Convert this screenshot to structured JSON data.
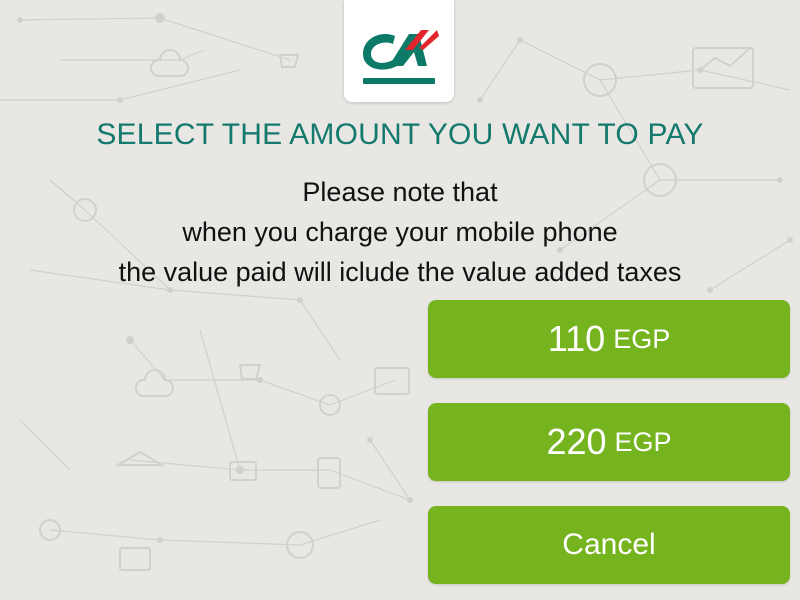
{
  "colors": {
    "background": "#e9e7e3",
    "title": "#157a6e",
    "button": "#76b41f",
    "logo_green": "#0d7a68",
    "logo_red": "#e3262d"
  },
  "logo": {
    "icon": "credit-agricole-logo"
  },
  "title": "SELECT THE AMOUNT YOU WANT TO PAY",
  "note": {
    "lines": [
      "Please note that",
      "when you charge your mobile phone",
      "the value paid will iclude the value added taxes"
    ]
  },
  "options": [
    {
      "amount": "110",
      "currency": "EGP"
    },
    {
      "amount": "220",
      "currency": "EGP"
    }
  ],
  "cancel_label": "Cancel"
}
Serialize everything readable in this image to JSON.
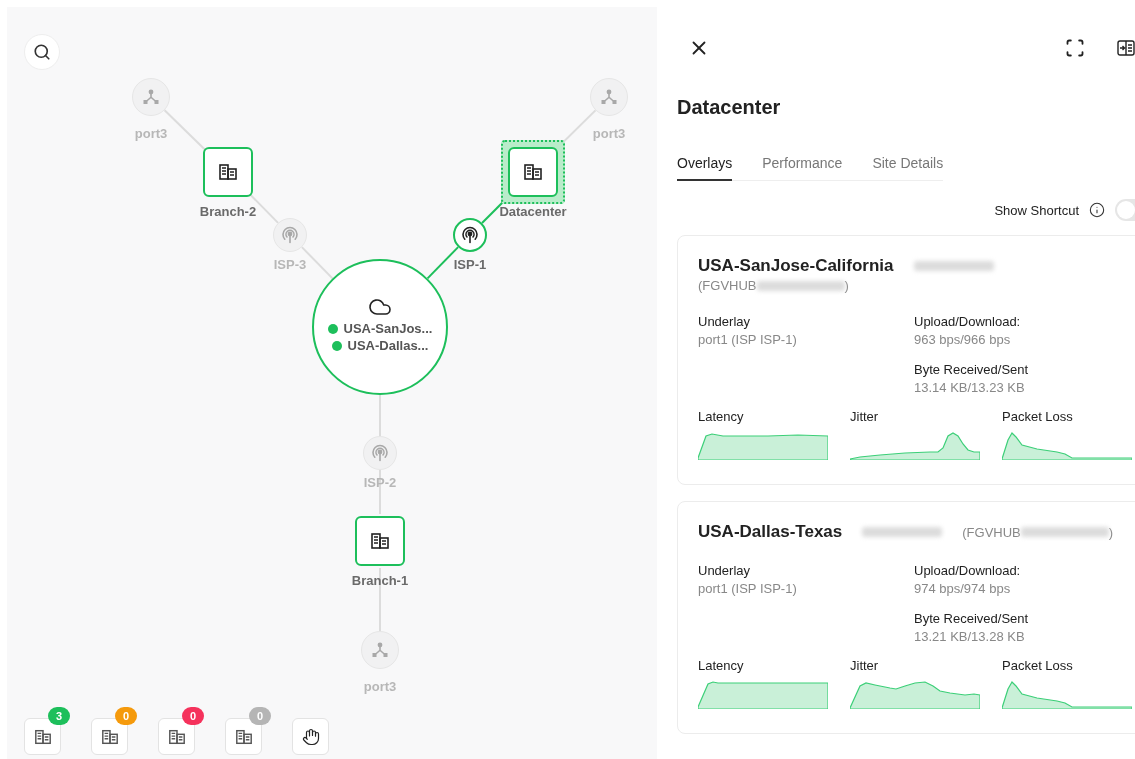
{
  "canvas": {
    "nodes": [
      {
        "kind": "port",
        "label": "port3",
        "active": false,
        "selected": false
      },
      {
        "kind": "site",
        "label": "Branch-2",
        "active": true,
        "selected": false
      },
      {
        "kind": "isp",
        "label": "ISP-3",
        "active": false,
        "selected": false
      },
      {
        "kind": "hub",
        "active": true,
        "selected": false,
        "members": [
          {
            "label": "USA-SanJos...",
            "color": "#1dbf5b"
          },
          {
            "label": "USA-Dallas...",
            "color": "#1dbf5b"
          }
        ]
      },
      {
        "kind": "isp",
        "label": "ISP-1",
        "active": true,
        "selected": false
      },
      {
        "kind": "site",
        "label": "Datacenter",
        "active": true,
        "selected": true
      },
      {
        "kind": "port",
        "label": "port3",
        "active": false,
        "selected": false
      },
      {
        "kind": "isp",
        "label": "ISP-2",
        "active": false,
        "selected": false
      },
      {
        "kind": "site",
        "label": "Branch-1",
        "active": true,
        "selected": false
      },
      {
        "kind": "port",
        "label": "port3",
        "active": false,
        "selected": false
      }
    ],
    "links": [
      {
        "active": false
      },
      {
        "active": false
      },
      {
        "active": false
      },
      {
        "active": true
      },
      {
        "active": true
      },
      {
        "active": false
      },
      {
        "active": false
      },
      {
        "active": false
      },
      {
        "active": false
      }
    ],
    "filters": [
      {
        "count": "3",
        "color": "#1dbf5b"
      },
      {
        "count": "0",
        "color": "#f59a0c"
      },
      {
        "count": "0",
        "color": "#f5325c"
      },
      {
        "count": "0",
        "color": "#b5b5b5"
      }
    ]
  },
  "panel": {
    "title": "Datacenter",
    "tabs": [
      {
        "label": "Overlays",
        "selected": true
      },
      {
        "label": "Performance",
        "selected": false
      },
      {
        "label": "Site Details",
        "selected": false
      }
    ],
    "shortcut": {
      "label": "Show Shortcut",
      "on": false
    },
    "overlays": [
      {
        "name": "USA-SanJose-California",
        "serial_prefix": "(FGVHUB",
        "serial_suffix": ")",
        "underlay_label": "Underlay",
        "underlay": "port1 (ISP ISP-1)",
        "rate_label": "Upload/Download:",
        "rate": "963 bps/966 bps",
        "bytes_label": "Byte Received/Sent",
        "bytes": "13.14 KB/13.23 KB",
        "metrics": [
          "Latency",
          "Jitter",
          "Packet Loss"
        ]
      },
      {
        "name": "USA-Dallas-Texas",
        "serial_prefix": "(FGVHUB",
        "serial_suffix": ")",
        "underlay_label": "Underlay",
        "underlay": "port1 (ISP ISP-1)",
        "rate_label": "Upload/Download:",
        "rate": "974 bps/974 bps",
        "bytes_label": "Byte Received/Sent",
        "bytes": "13.21 KB/13.28 KB",
        "metrics": [
          "Latency",
          "Jitter",
          "Packet Loss"
        ]
      }
    ]
  }
}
━━━━━━
■ **Problem statement**
Repeat the data exactly in full, omitting its pictures.

■ **The result**
Convert this screenshot to structured JSON data.
{
  "colors": {
    "background": "#e9e7e3",
    "title": "#157a6e",
    "button": "#76b41f",
    "logo_green": "#0d7a68",
    "logo_red": "#e3262d"
  },
  "logo": {
    "icon": "credit-agricole-logo"
  },
  "title": "SELECT THE AMOUNT YOU WANT TO PAY",
  "note": {
    "lines": [
      "Please note that",
      "when you charge your mobile phone",
      "the value paid will iclude the value added taxes"
    ]
  },
  "options": [
    {
      "amount": "110",
      "currency": "EGP"
    },
    {
      "amount": "220",
      "currency": "EGP"
    }
  ],
  "cancel_label": "Cancel"
}
Serialize everything readable in this image to JSON.
{
  "canvas": {
    "nodes": [
      {
        "kind": "port",
        "label": "port3",
        "active": false,
        "selected": false
      },
      {
        "kind": "site",
        "label": "Branch-2",
        "active": true,
        "selected": false
      },
      {
        "kind": "isp",
        "label": "ISP-3",
        "active": false,
        "selected": false
      },
      {
        "kind": "hub",
        "active": true,
        "selected": false,
        "members": [
          {
            "label": "USA-SanJos...",
            "color": "#1dbf5b"
          },
          {
            "label": "USA-Dallas...",
            "color": "#1dbf5b"
          }
        ]
      },
      {
        "kind": "isp",
        "label": "ISP-1",
        "active": true,
        "selected": false
      },
      {
        "kind": "site",
        "label": "Datacenter",
        "active": true,
        "selected": true
      },
      {
        "kind": "port",
        "label": "port3",
        "active": false,
        "selected": false
      },
      {
        "kind": "isp",
        "label": "ISP-2",
        "active": false,
        "selected": false
      },
      {
        "kind": "site",
        "label": "Branch-1",
        "active": true,
        "selected": false
      },
      {
        "kind": "port",
        "label": "port3",
        "active": false,
        "selected": false
      }
    ],
    "links": [
      {
        "active": false
      },
      {
        "active": false
      },
      {
        "active": false
      },
      {
        "active": true
      },
      {
        "active": true
      },
      {
        "active": false
      },
      {
        "active": false
      },
      {
        "active": false
      },
      {
        "active": false
      }
    ],
    "filters": [
      {
        "count": "3",
        "color": "#1dbf5b"
      },
      {
        "count": "0",
        "color": "#f59a0c"
      },
      {
        "count": "0",
        "color": "#f5325c"
      },
      {
        "count": "0",
        "color": "#b5b5b5"
      }
    ]
  },
  "panel": {
    "title": "Datacenter",
    "tabs": [
      {
        "label": "Overlays",
        "selected": true
      },
      {
        "label": "Performance",
        "selected": false
      },
      {
        "label": "Site Details",
        "selected": false
      }
    ],
    "shortcut": {
      "label": "Show Shortcut",
      "on": false
    },
    "overlays": [
      {
        "name": "USA-SanJose-California",
        "serial_prefix": "(FGVHUB",
        "serial_suffix": ")",
        "underlay_label": "Underlay",
        "underlay": "port1 (ISP ISP-1)",
        "rate_label": "Upload/Download:",
        "rate": "963 bps/966 bps",
        "bytes_label": "Byte Received/Sent",
        "bytes": "13.14 KB/13.23 KB",
        "metrics": [
          "Latency",
          "Jitter",
          "Packet Loss"
        ]
      },
      {
        "name": "USA-Dallas-Texas",
        "serial_prefix": "(FGVHUB",
        "serial_suffix": ")",
        "underlay_label": "Underlay",
        "underlay": "port1 (ISP ISP-1)",
        "rate_label": "Upload/Download:",
        "rate": "974 bps/974 bps",
        "bytes_label": "Byte Received/Sent",
        "bytes": "13.21 KB/13.28 KB",
        "metrics": [
          "Latency",
          "Jitter",
          "Packet Loss"
        ]
      }
    ]
  }
}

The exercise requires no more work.